• Problem details
Check each line of the material below for "this", then copy the ones that contain it.

A run of records:
----
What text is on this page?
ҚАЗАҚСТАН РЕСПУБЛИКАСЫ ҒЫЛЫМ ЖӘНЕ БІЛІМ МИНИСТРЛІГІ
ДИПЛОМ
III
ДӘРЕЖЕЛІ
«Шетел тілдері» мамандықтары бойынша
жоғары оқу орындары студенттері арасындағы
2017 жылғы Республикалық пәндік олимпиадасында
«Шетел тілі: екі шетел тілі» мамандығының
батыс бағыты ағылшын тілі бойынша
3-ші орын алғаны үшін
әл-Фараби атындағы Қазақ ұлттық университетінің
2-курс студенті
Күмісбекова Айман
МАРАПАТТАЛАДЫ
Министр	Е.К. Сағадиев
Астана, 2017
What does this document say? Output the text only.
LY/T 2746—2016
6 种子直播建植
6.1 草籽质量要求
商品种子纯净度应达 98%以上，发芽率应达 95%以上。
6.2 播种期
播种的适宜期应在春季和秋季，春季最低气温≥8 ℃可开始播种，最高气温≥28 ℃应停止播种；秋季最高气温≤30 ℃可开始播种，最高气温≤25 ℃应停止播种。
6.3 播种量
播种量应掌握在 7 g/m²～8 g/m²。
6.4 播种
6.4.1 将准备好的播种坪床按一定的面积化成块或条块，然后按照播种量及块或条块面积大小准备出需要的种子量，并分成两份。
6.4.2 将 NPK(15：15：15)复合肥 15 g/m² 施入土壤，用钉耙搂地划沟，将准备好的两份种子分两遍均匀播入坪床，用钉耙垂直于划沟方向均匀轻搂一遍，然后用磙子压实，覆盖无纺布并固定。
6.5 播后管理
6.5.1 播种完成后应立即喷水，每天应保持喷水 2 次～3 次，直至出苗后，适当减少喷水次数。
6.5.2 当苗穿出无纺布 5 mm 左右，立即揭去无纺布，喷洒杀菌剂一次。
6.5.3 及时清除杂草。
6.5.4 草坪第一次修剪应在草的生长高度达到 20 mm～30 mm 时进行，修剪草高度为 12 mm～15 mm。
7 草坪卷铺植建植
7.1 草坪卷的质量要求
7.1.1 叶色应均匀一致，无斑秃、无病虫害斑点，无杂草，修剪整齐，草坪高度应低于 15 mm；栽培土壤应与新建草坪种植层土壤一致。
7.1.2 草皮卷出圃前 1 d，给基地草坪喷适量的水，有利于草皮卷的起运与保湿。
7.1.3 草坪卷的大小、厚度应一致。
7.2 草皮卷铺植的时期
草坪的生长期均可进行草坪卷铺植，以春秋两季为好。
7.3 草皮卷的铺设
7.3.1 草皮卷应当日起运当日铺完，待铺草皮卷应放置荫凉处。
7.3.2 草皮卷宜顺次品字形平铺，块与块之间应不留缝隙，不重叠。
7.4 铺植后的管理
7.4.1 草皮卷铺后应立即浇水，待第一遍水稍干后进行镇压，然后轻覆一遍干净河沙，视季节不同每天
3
----
• Correct response
What text is on this page?
What does this document say? Output the text only.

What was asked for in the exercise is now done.